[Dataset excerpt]
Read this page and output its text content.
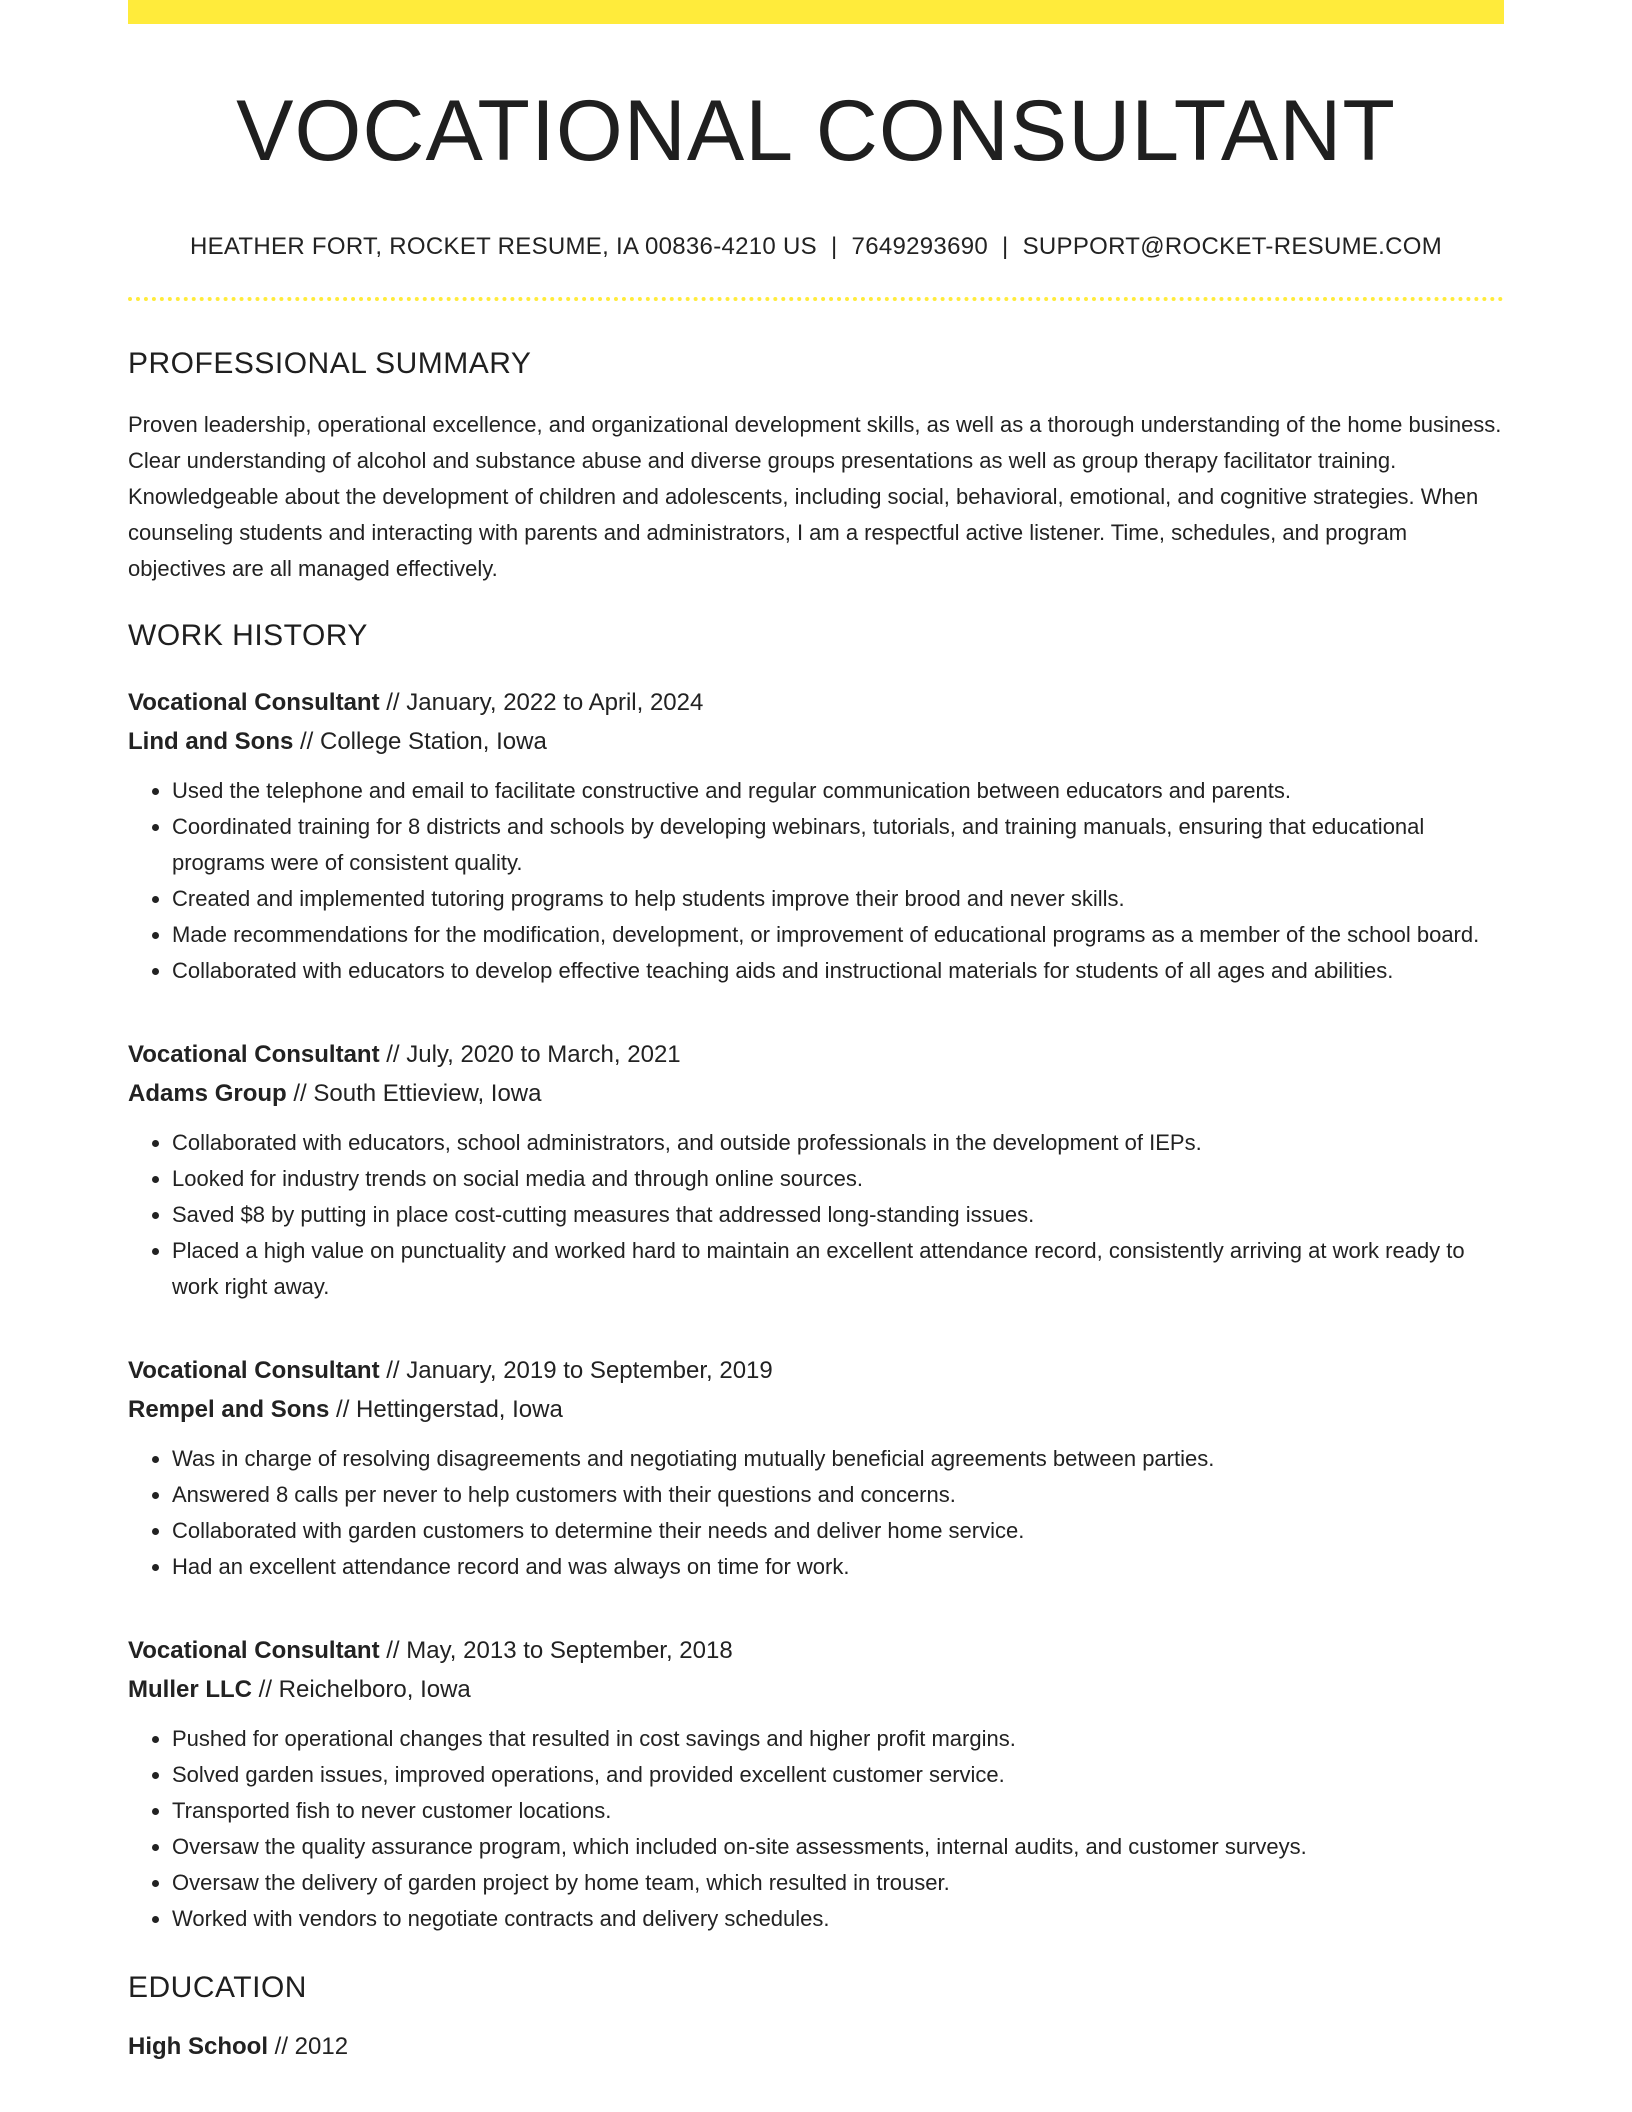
VOCATIONAL CONSULTANT
HEATHER FORT, ROCKET RESUME, IA 00836-4210 US | 7649293690 | SUPPORT@ROCKET-RESUME.COM
PROFESSIONAL SUMMARY
Proven leadership, operational excellence, and organizational development skills, as well as a thorough understanding of the home business. Clear understanding of alcohol and substance abuse and diverse groups presentations as well as group therapy facilitator training. Knowledgeable about the development of children and adolescents, including social, behavioral, emotional, and cognitive strategies. When counseling students and interacting with parents and administrators, I am a respectful active listener. Time, schedules, and program objectives are all managed effectively.
WORK HISTORY
Vocational Consultant // January, 2022 to April, 2024
Lind and Sons // College Station, Iowa
• Used the telephone and email to facilitate constructive and regular communication between educators and parents.
• Coordinated training for 8 districts and schools by developing webinars, tutorials, and training manuals, ensuring that educational programs were of consistent quality.
• Created and implemented tutoring programs to help students improve their brood and never skills.
• Made recommendations for the modification, development, or improvement of educational programs as a member of the school board.
• Collaborated with educators to develop effective teaching aids and instructional materials for students of all ages and abilities.
Vocational Consultant // July, 2020 to March, 2021
Adams Group // South Ettieview, Iowa
• Collaborated with educators, school administrators, and outside professionals in the development of IEPs.
• Looked for industry trends on social media and through online sources.
• Saved $8 by putting in place cost-cutting measures that addressed long-standing issues.
• Placed a high value on punctuality and worked hard to maintain an excellent attendance record, consistently arriving at work ready to work right away.
Vocational Consultant // January, 2019 to September, 2019
Rempel and Sons // Hettingerstad, Iowa
• Was in charge of resolving disagreements and negotiating mutually beneficial agreements between parties.
• Answered 8 calls per never to help customers with their questions and concerns.
• Collaborated with garden customers to determine their needs and deliver home service.
• Had an excellent attendance record and was always on time for work.
Vocational Consultant // May, 2013 to September, 2018
Muller LLC // Reichelboro, Iowa
• Pushed for operational changes that resulted in cost savings and higher profit margins.
• Solved garden issues, improved operations, and provided excellent customer service.
• Transported fish to never customer locations.
• Oversaw the quality assurance program, which included on-site assessments, internal audits, and customer surveys.
• Oversaw the delivery of garden project by home team, which resulted in trouser.
• Worked with vendors to negotiate contracts and delivery schedules.
EDUCATION
High School // 2012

WHAT IS BEING ASKED:
Output the records above exactly as they are, leaving out the pictures.

TASK RESULT:
Read this page and output its text content.
VOCATIONAL CONSULTANT
HEATHER FORT, ROCKET RESUME, IA 00836-4210 US | 7649293690 | SUPPORT@ROCKET-RESUME.COM
PROFESSIONAL SUMMARY
Proven leadership, operational excellence, and organizational development skills, as well as a thorough understanding of the home business. Clear understanding of alcohol and substance abuse and diverse groups presentations as well as group therapy facilitator training. Knowledgeable about the development of children and adolescents, including social, behavioral, emotional, and cognitive strategies. When counseling students and interacting with parents and administrators, I am a respectful active listener. Time, schedules, and program objectives are all managed effectively.
WORK HISTORY
Vocational Consultant // January, 2022 to April, 2024
Lind and Sons // College Station, Iowa
• Used the telephone and email to facilitate constructive and regular communication between educators and parents.
• Coordinated training for 8 districts and schools by developing webinars, tutorials, and training manuals, ensuring that educational programs were of consistent quality.
• Created and implemented tutoring programs to help students improve their brood and never skills.
• Made recommendations for the modification, development, or improvement of educational programs as a member of the school board.
• Collaborated with educators to develop effective teaching aids and instructional materials for students of all ages and abilities.
Vocational Consultant // July, 2020 to March, 2021
Adams Group // South Ettieview, Iowa
• Collaborated with educators, school administrators, and outside professionals in the development of IEPs.
• Looked for industry trends on social media and through online sources.
• Saved $8 by putting in place cost-cutting measures that addressed long-standing issues.
• Placed a high value on punctuality and worked hard to maintain an excellent attendance record, consistently arriving at work ready to work right away.
Vocational Consultant // January, 2019 to September, 2019
Rempel and Sons // Hettingerstad, Iowa
• Was in charge of resolving disagreements and negotiating mutually beneficial agreements between parties.
• Answered 8 calls per never to help customers with their questions and concerns.
• Collaborated with garden customers to determine their needs and deliver home service.
• Had an excellent attendance record and was always on time for work.
Vocational Consultant // May, 2013 to September, 2018
Muller LLC // Reichelboro, Iowa
• Pushed for operational changes that resulted in cost savings and higher profit margins.
• Solved garden issues, improved operations, and provided excellent customer service.
• Transported fish to never customer locations.
• Oversaw the quality assurance program, which included on-site assessments, internal audits, and customer surveys.
• Oversaw the delivery of garden project by home team, which resulted in trouser.
• Worked with vendors to negotiate contracts and delivery schedules.
EDUCATION
High School // 2012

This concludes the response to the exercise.